**Prompt 1:** In the passage on transformer-based image denoising, repeat the words from "Taking an approach" up to and including "the recent literature.".

**Page text:**
## BEGIN

The initial adoption of transformer-based techniques from natural language processing to image processing were IPT [42] and ViT [43]. However, as already discussed in the Introduction, tokenization for NLP can inadvertently lead to loss of crucial structural information in an image. To combat this potential information loss, XFormer introduced an innovative solution [44]: it separates tokens into distinct spatial and channel dimensions and enhances information fusion through the interaction of tokens from these different dimensions. However, pixel-wise attention without tokenization is still better suited for image processing. To address the enormous computational demands of pixel attention, SwinIR [25] proposed a workaround by dividing an image into smaller windows and performing attention operations within each window. This efficient approach paved the way for further advancements. For instance, Fan et al. successfully applied SwinIR to non-blind denoising [26], while Li et al. integrated it with wavelet transforms [27]. Another contribution applied SwinIR in self-supervised denoising [29].

While dividing images into windows offers computational advantages for transformer-based models, it also restricts interaction between these windows. Researchers have proposed numerous methods to address this limitation and improve global interaction. Uformer [45], for instance, integrated a multi-scale path into transformer. Xiao et al. [46] introduced a strategy of randomly shuffling an image before window division. Zhang et al. [47] took a different approach, creating patches with interleaved pixels by sampling at fixed intervals rather than using direct window divisions. Other solutions involve adding new pathways or modifying attention mechanisms. Liu et al. [48] added a path specifically to calculate attention among corresponding positions of each window. Zhao et al. [49] adopted a two-stage approach, applying attention to superpixels first, then using pixel-wise attention. Jiang et al. [50] incorporated fast Fourier transform for global modeling. Heterogeneous Window Transformer (HWformer) [51] shifts windows both horizontally and vertically to enrich spatial information. Zhang et al. proposed [52] “quadrangle attention”, which dynamically determined the location, size, orientation, and shape of each window.

Taking an approach in an entirely different direction, Restormer [24,30] replaced pixel attention with channel attention. This architectural shift dramatically reduces computational complexity while remarkably maintaining impressive performance in image restoration tasks. More recently, Yao et al. [30] further enhanced the Restormer architecture by incorporating neural degradation representation, enabling an all-in-one approach in image restoration. A summary of these strategies is provided in

Table 1. Categorical summary of image denoising strategies in the recent literature.

## END

**Data for this task:**
## BEGIN

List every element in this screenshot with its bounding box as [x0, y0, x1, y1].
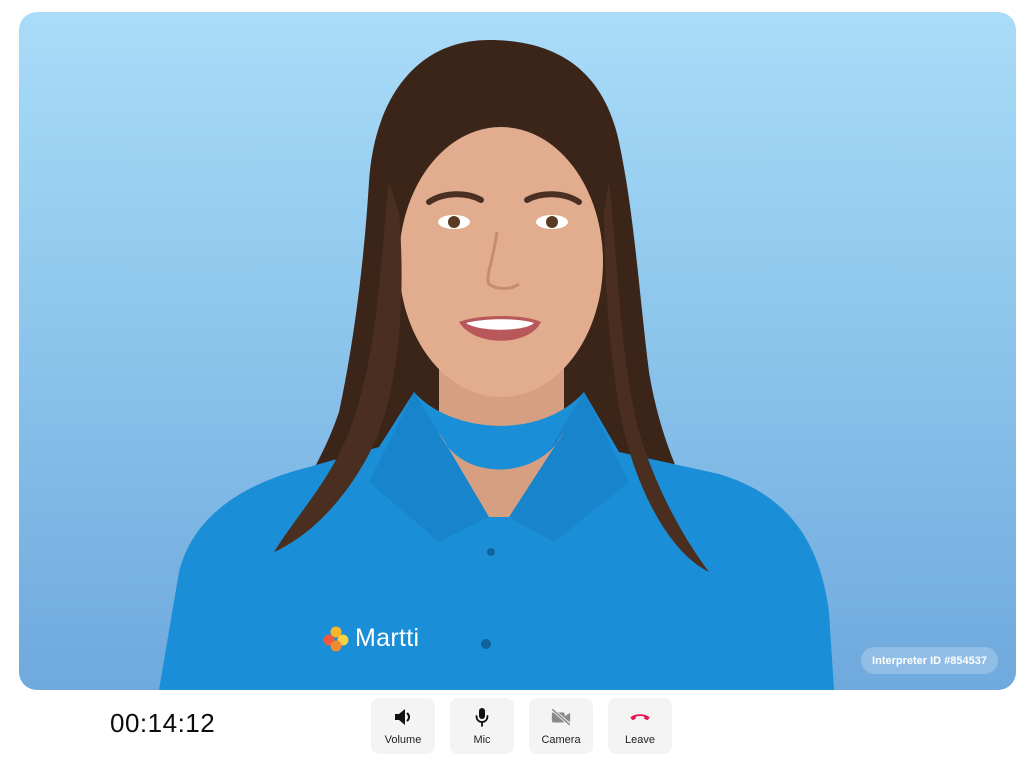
interpreter-video-image — [159, 40, 834, 690]
leave-label: Leave — [625, 734, 655, 746]
leave-button[interactable]: Leave — [608, 698, 672, 754]
volume-label: Volume — [384, 734, 422, 746]
call-controls-toolbar: Volume Mic Camera Leave — [371, 698, 672, 754]
call-duration-timer: 00:14:12 — [110, 708, 216, 738]
mic-button[interactable]: Mic — [450, 698, 514, 754]
interpreter-id-badge: Interpreter ID #854537 — [861, 647, 998, 674]
brand-flower-icon — [323, 626, 349, 651]
phone-hangup-icon — [629, 707, 651, 727]
camera-button[interactable]: Camera — [529, 698, 593, 754]
camera-off-icon — [550, 707, 572, 727]
remote-video-feed: Martti Interpreter ID #854537 — [19, 12, 1016, 690]
volume-icon — [392, 707, 414, 727]
volume-button[interactable]: Volume — [371, 698, 435, 754]
video-call-window: Martti Interpreter ID #854537 00:14:12 V… — [0, 0, 1035, 775]
brand-text: Martti — [355, 624, 420, 652]
shirt-logo: Martti — [323, 624, 419, 653]
mic-icon — [471, 707, 493, 727]
camera-label: Camera — [541, 734, 581, 746]
mic-label: Mic — [473, 734, 491, 746]
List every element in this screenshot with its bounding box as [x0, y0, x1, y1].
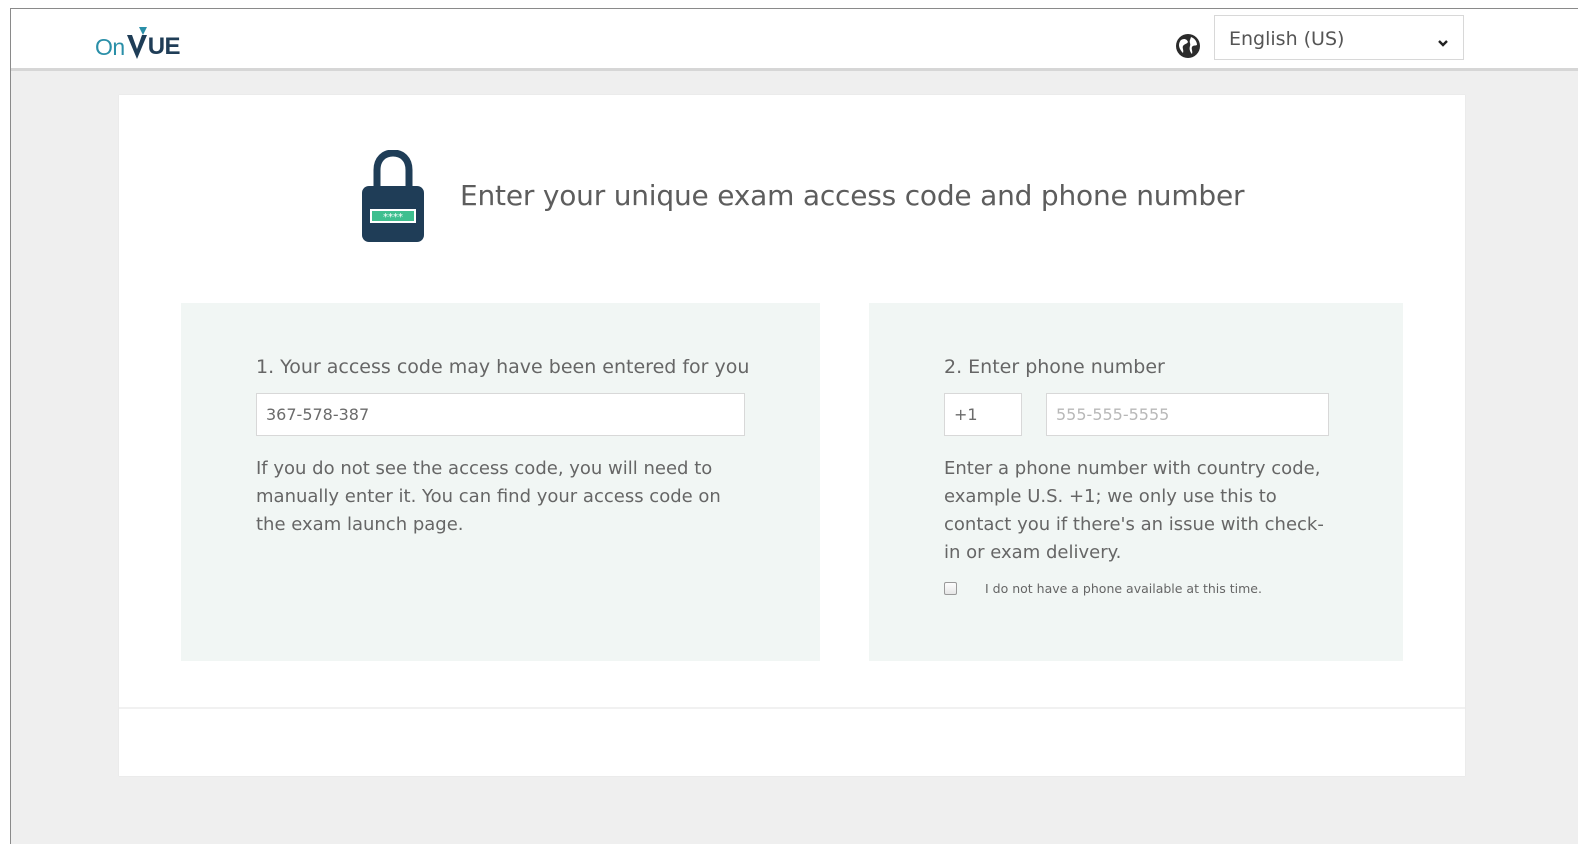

## END

**Prompt 2:** Reproduce the listing from its first line up to and including the line with "volume-label: Volume — [384, 734, 422, 746]", leaving out the pictures.

**Task solution 1:**
Taking an approach in an entirely different direction, Restormer [24,30] replaced pixel attention with channel attention. This architectural shift dramatically reduces computational complexity while remarkably maintaining impressive performance in image restoration tasks. More recently, Yao et al. [30] further enhanced the Restormer architecture by incorporating neural degradation representation, enabling an all-in-one approach in image restoration. A summary of these strategies is provided in

Table 1. Categorical summary of image denoising strategies in the recent literature.

**Task solution 2:**
List every element in this screenshot with its bounding box as [x0, y0, x1, y1].
interpreter-video-image — [159, 40, 834, 690]
leave-label: Leave — [625, 734, 655, 746]
leave-button[interactable]: Leave — [608, 698, 672, 754]
volume-label: Volume — [384, 734, 422, 746]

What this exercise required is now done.